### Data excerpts
• • • • • • •

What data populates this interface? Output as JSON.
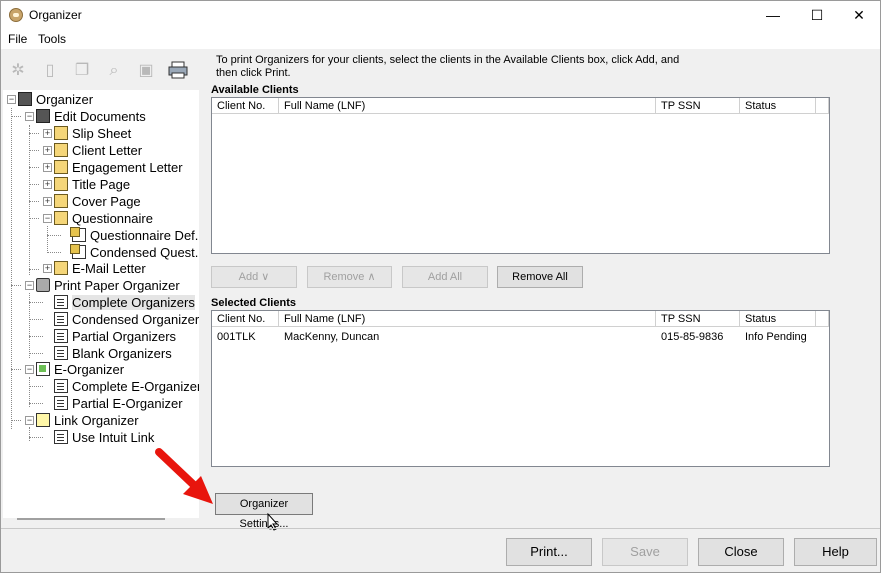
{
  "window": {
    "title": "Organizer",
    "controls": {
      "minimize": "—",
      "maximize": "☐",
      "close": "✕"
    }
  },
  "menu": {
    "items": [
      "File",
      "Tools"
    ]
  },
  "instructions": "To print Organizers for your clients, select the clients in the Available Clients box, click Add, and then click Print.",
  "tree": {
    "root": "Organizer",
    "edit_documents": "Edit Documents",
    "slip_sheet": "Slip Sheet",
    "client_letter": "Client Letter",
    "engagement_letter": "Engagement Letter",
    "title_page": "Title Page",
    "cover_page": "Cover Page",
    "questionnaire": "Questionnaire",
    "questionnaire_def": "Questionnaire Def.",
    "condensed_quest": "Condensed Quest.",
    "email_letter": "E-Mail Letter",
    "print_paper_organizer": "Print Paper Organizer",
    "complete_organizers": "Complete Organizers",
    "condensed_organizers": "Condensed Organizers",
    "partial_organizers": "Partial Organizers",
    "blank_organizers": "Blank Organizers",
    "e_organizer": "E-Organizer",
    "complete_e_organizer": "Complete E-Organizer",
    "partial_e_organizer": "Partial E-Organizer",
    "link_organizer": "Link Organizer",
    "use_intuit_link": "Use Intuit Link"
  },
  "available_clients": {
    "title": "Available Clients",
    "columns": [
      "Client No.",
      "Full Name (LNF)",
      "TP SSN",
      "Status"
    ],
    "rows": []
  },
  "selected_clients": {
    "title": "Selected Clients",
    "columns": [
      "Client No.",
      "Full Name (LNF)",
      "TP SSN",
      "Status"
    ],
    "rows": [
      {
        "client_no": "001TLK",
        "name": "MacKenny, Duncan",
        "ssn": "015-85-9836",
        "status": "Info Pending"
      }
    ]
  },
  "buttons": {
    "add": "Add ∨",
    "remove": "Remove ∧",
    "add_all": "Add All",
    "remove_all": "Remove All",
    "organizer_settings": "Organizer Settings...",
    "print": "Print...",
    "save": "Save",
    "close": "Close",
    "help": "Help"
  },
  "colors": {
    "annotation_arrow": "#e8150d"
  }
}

• • • • • • •

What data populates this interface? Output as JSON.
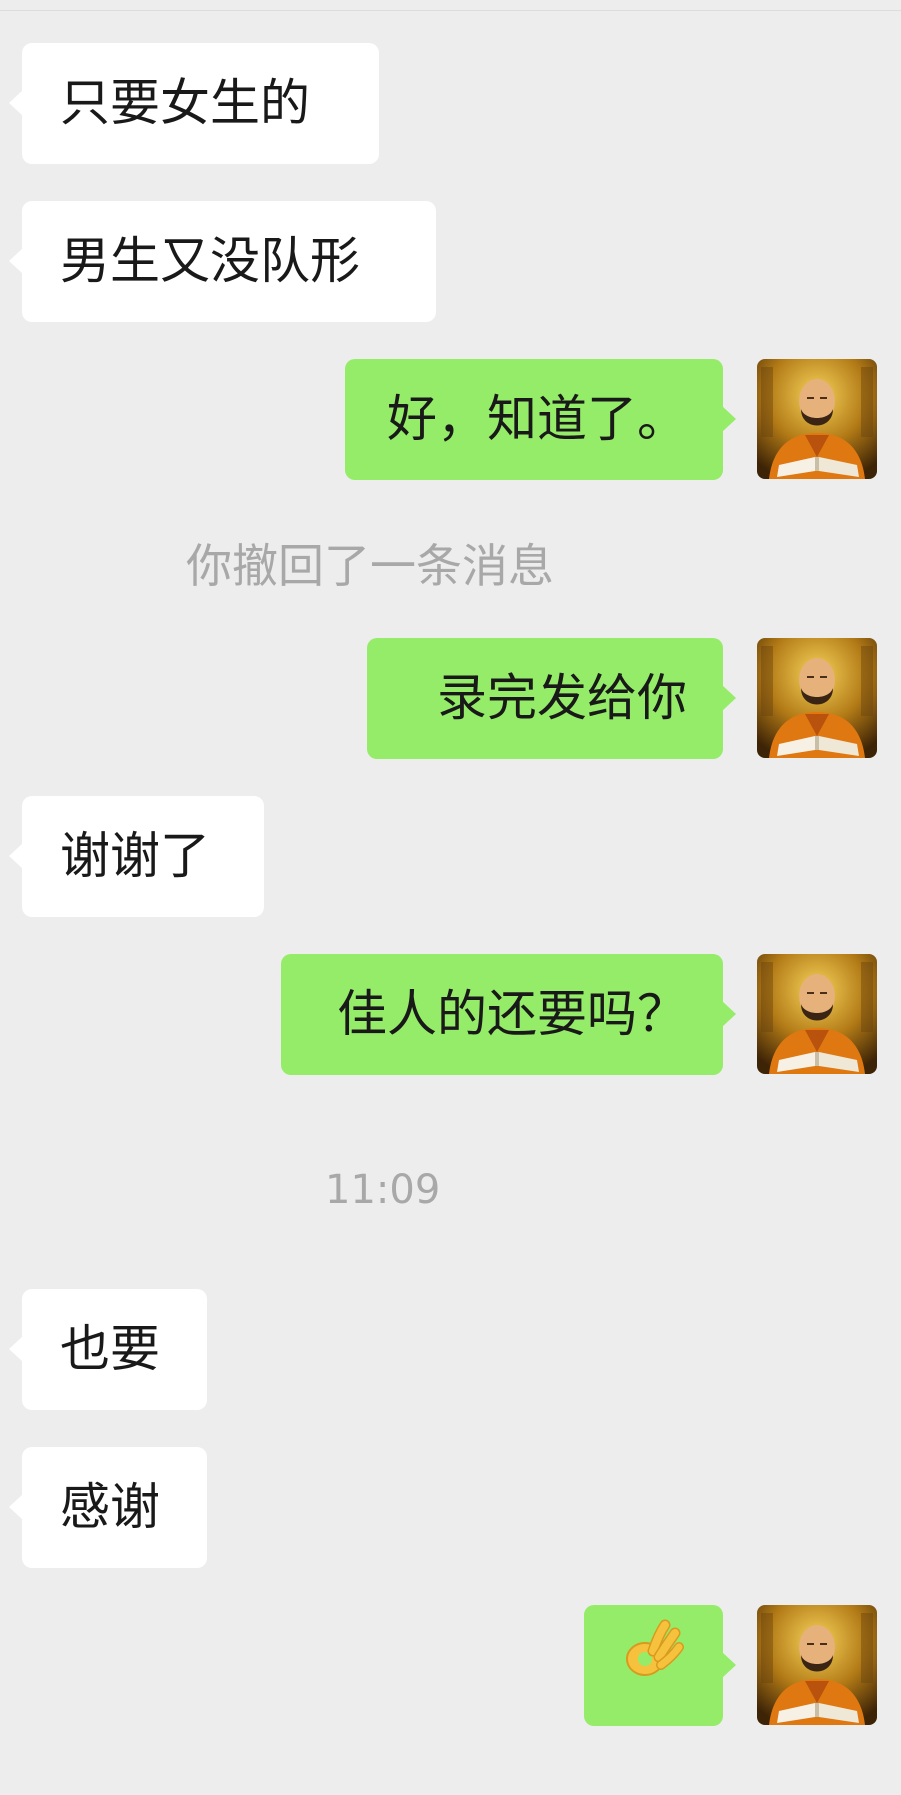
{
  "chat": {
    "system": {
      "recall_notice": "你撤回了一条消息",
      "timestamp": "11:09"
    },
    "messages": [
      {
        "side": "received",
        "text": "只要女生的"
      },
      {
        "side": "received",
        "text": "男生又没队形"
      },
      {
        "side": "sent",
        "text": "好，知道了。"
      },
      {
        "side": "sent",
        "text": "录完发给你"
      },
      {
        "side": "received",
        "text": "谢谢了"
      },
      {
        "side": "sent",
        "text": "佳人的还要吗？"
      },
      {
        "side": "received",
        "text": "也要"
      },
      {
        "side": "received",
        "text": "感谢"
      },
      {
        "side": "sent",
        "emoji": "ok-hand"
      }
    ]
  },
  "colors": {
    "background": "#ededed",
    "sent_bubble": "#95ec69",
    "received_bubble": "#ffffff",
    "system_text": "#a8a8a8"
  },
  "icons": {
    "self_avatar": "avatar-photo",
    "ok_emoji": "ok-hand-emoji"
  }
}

• • • • • • •

### SET TASK
Count each line of the data where the word "Complete" appears, then reply with the total only.

### WRITTEN REPLY
2